### Aim
Pick out the lines below that contain the string "text" and copy them all.
* Begin Raw data *
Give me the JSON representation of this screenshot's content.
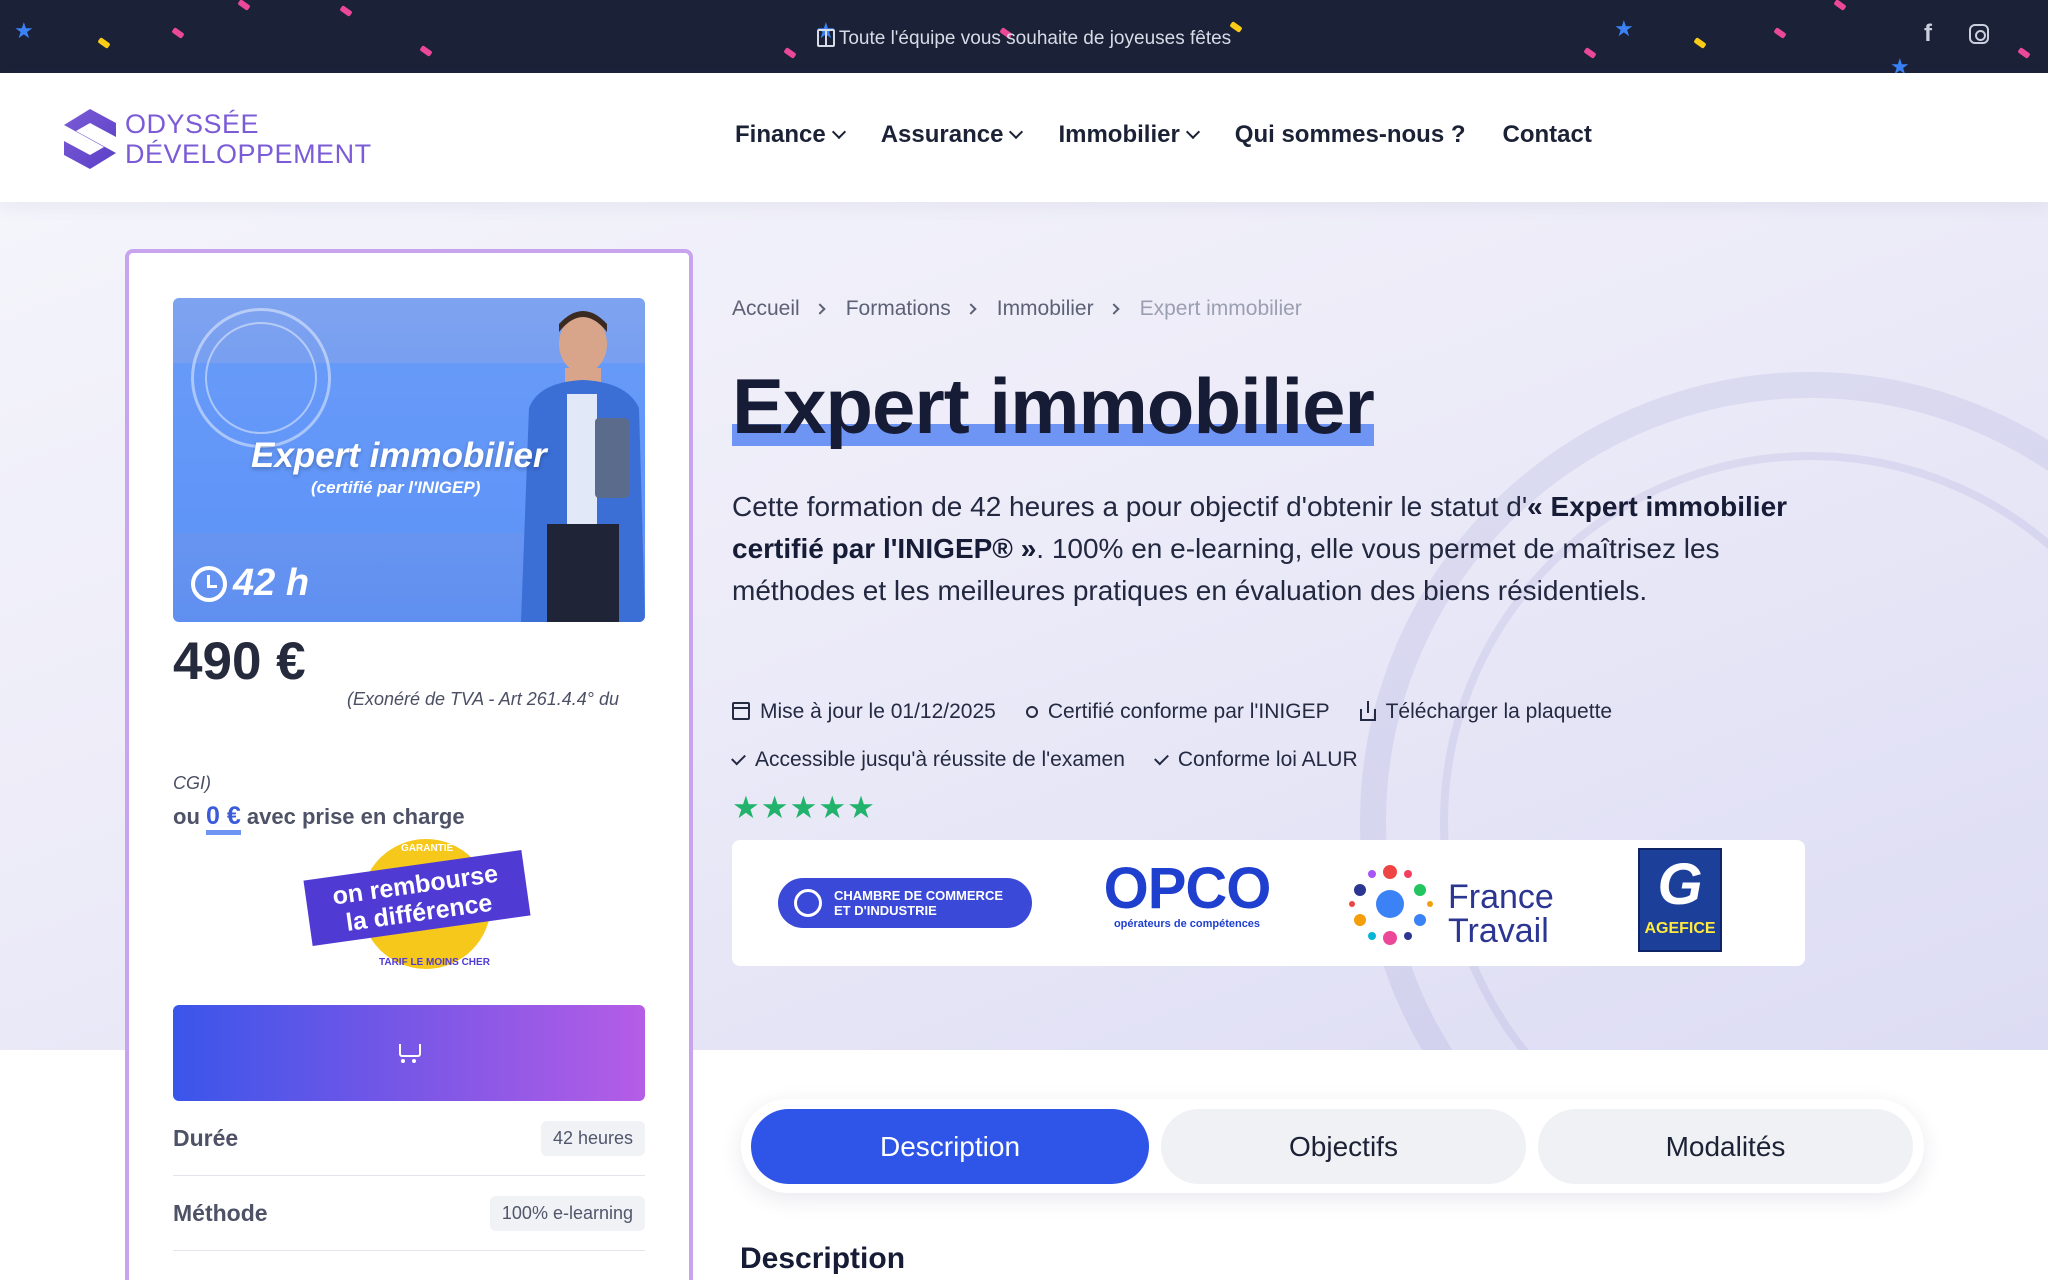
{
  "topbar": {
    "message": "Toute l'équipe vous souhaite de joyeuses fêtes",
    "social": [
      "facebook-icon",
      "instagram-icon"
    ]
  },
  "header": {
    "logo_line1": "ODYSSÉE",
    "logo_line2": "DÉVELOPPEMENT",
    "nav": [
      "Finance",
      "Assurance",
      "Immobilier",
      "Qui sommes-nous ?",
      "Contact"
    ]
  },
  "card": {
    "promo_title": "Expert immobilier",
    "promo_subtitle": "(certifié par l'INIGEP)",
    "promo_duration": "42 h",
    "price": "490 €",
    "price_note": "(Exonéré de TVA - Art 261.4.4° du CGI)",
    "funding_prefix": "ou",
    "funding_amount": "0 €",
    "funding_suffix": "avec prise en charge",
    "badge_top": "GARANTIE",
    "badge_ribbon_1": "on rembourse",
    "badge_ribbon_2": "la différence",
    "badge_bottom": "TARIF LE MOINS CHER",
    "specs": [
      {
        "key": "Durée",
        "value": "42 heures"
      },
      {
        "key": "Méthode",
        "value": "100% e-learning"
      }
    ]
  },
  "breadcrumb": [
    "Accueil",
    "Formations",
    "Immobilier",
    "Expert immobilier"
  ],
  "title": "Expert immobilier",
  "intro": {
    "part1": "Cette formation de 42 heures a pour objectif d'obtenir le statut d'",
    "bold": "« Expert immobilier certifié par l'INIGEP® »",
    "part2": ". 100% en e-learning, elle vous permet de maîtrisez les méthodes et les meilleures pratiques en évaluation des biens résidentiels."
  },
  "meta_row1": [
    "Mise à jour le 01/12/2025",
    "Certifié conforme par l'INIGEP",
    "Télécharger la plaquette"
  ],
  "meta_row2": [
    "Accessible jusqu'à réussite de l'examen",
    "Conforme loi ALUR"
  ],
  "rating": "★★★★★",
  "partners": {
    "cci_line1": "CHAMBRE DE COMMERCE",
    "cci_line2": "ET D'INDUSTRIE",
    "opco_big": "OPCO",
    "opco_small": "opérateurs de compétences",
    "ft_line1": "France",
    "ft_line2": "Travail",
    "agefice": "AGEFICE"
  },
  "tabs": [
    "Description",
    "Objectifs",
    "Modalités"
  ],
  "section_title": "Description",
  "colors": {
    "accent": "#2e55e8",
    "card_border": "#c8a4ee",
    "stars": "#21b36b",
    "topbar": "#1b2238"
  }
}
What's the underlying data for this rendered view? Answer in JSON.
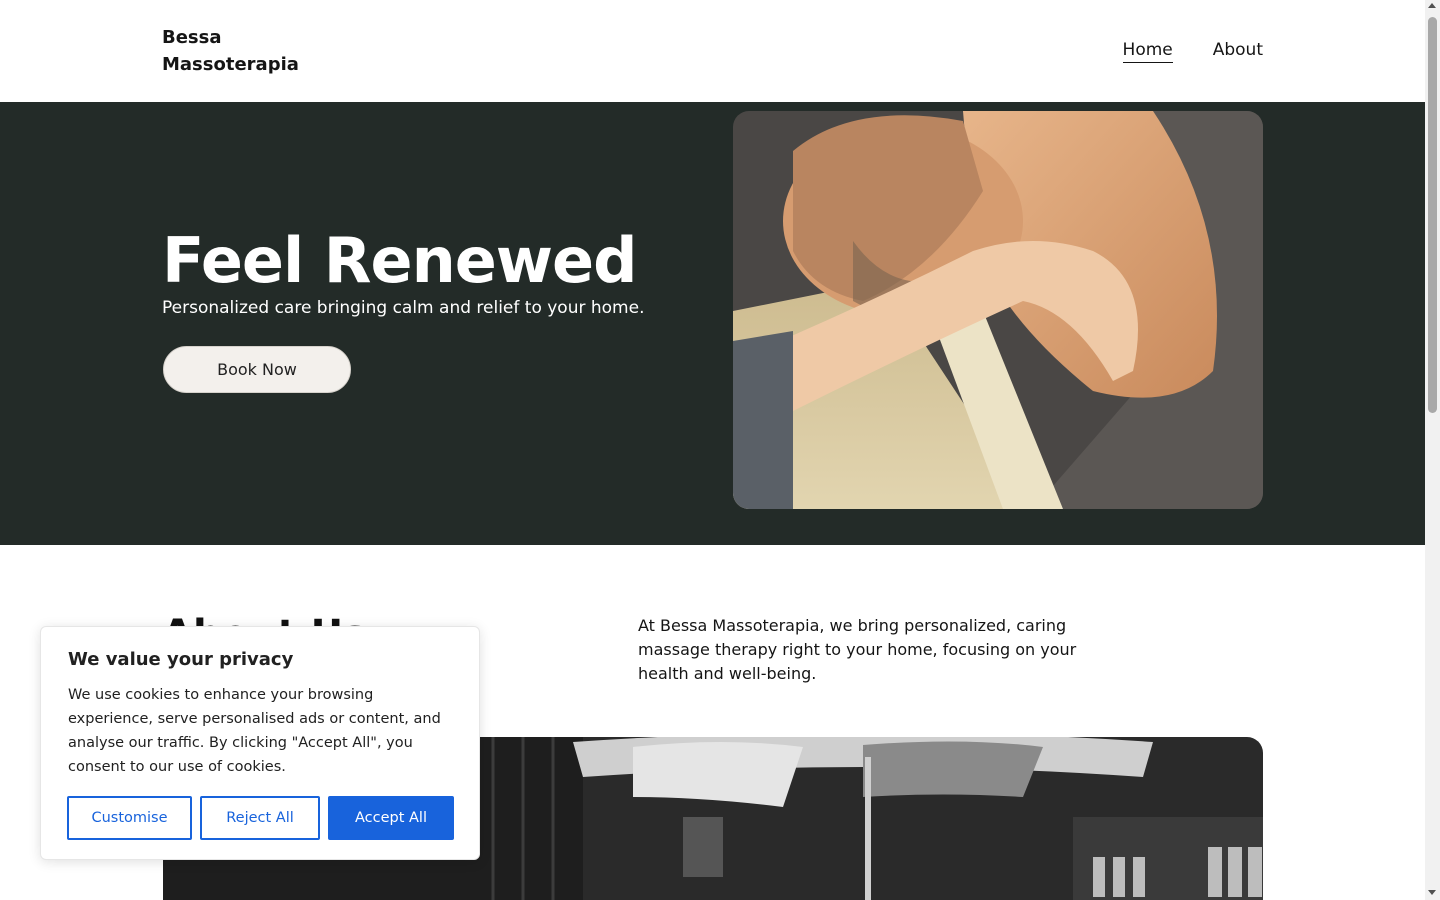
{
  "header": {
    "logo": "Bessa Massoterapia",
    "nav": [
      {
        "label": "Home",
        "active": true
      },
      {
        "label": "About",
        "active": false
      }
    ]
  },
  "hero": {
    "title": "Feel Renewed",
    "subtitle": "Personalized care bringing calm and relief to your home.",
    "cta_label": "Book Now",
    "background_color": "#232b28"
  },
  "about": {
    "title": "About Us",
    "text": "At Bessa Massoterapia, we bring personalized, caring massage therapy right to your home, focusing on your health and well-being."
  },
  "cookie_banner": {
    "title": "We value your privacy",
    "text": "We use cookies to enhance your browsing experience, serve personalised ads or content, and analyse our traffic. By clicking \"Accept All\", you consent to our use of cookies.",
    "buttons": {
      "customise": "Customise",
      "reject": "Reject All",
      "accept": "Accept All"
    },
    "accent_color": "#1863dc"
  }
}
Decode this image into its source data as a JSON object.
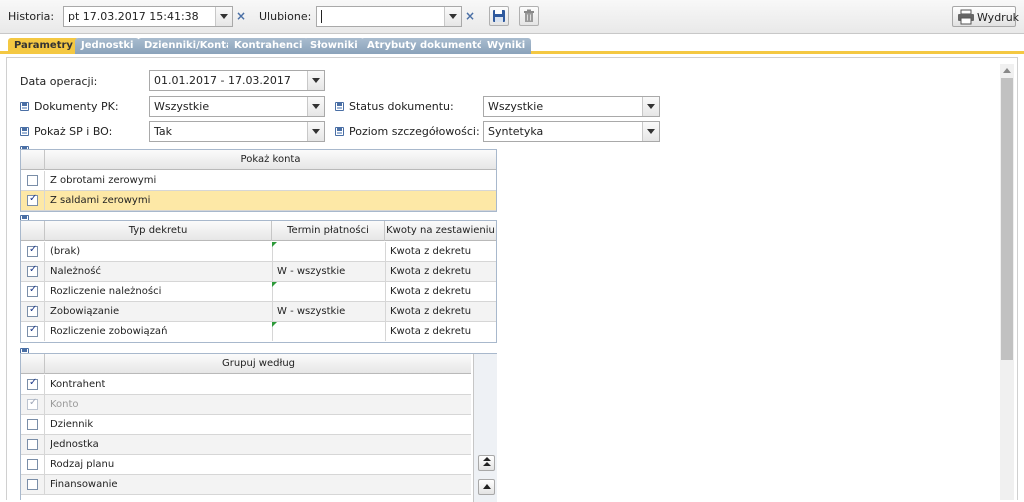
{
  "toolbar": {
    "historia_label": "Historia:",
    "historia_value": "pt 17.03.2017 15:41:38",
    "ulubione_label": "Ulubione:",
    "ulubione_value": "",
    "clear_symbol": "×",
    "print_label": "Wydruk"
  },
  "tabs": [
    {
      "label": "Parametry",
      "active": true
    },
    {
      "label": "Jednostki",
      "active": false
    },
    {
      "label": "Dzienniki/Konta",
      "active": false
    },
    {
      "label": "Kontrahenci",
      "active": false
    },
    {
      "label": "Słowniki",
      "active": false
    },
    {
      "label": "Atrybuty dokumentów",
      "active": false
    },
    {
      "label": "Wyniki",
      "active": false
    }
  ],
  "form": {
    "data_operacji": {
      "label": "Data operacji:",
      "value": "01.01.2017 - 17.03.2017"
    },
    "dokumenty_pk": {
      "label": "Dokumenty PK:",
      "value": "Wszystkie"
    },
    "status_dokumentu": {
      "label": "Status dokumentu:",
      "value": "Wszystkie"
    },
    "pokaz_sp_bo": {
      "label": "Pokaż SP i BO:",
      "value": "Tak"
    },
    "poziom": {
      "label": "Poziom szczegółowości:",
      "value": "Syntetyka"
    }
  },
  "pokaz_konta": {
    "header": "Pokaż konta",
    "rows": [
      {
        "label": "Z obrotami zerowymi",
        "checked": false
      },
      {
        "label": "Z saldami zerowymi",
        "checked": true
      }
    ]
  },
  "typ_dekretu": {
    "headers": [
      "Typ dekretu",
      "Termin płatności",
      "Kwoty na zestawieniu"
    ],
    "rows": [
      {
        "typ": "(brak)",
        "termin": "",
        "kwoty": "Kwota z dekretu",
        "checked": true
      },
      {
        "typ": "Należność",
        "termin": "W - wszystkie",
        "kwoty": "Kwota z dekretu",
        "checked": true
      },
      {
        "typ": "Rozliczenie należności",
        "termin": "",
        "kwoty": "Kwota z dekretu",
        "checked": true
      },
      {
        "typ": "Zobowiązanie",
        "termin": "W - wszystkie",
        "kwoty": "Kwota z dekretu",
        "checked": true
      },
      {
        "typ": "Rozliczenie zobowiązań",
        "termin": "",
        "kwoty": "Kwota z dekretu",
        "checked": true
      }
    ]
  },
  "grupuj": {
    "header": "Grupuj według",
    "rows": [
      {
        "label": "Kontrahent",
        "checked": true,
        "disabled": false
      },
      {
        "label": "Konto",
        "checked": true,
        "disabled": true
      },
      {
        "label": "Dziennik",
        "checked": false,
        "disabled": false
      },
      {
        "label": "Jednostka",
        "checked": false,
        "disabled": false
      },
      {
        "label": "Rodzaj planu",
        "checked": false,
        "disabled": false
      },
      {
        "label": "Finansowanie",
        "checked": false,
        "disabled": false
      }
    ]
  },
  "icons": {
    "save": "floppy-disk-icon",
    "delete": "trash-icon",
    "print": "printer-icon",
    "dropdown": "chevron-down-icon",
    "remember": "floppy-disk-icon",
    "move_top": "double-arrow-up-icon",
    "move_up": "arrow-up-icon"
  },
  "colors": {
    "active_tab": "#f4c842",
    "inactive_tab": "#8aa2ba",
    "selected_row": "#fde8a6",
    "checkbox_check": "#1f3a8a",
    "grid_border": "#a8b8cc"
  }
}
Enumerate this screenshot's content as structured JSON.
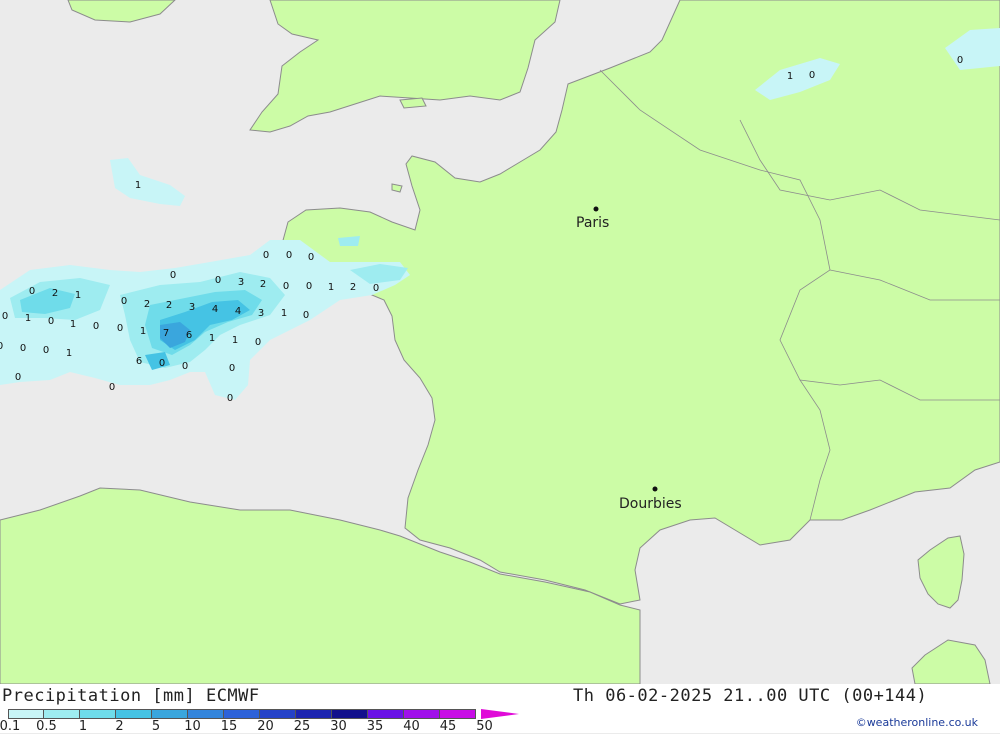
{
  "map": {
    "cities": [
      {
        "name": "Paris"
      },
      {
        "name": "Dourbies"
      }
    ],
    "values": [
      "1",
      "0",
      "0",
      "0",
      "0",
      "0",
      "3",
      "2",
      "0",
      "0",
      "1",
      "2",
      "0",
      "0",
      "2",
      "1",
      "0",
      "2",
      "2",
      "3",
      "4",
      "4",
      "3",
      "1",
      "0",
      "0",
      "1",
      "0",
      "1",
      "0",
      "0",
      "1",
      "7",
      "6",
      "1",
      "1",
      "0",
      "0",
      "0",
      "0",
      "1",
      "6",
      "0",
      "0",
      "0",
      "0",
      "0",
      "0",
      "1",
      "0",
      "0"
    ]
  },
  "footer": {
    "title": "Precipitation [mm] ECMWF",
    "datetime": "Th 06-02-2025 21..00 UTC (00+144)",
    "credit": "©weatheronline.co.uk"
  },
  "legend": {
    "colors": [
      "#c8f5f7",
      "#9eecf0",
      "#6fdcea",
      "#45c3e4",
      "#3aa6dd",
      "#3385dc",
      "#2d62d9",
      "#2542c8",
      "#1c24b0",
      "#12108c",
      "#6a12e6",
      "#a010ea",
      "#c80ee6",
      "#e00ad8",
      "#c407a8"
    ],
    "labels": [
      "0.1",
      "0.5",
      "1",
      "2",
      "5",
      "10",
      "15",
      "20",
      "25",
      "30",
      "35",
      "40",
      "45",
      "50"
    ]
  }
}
* End Raw data *
### Exercise response
    "text": "At Bessa Massoterapia, we bring personalized, caring massage therapy right to your home, focusing on your health and well-being."
    "text": "We use cookies to enhance your browsing experience, serve personalised ads or content, and analyse our traffic. By clicking \"Accept All\", you consent to our use of cookies.",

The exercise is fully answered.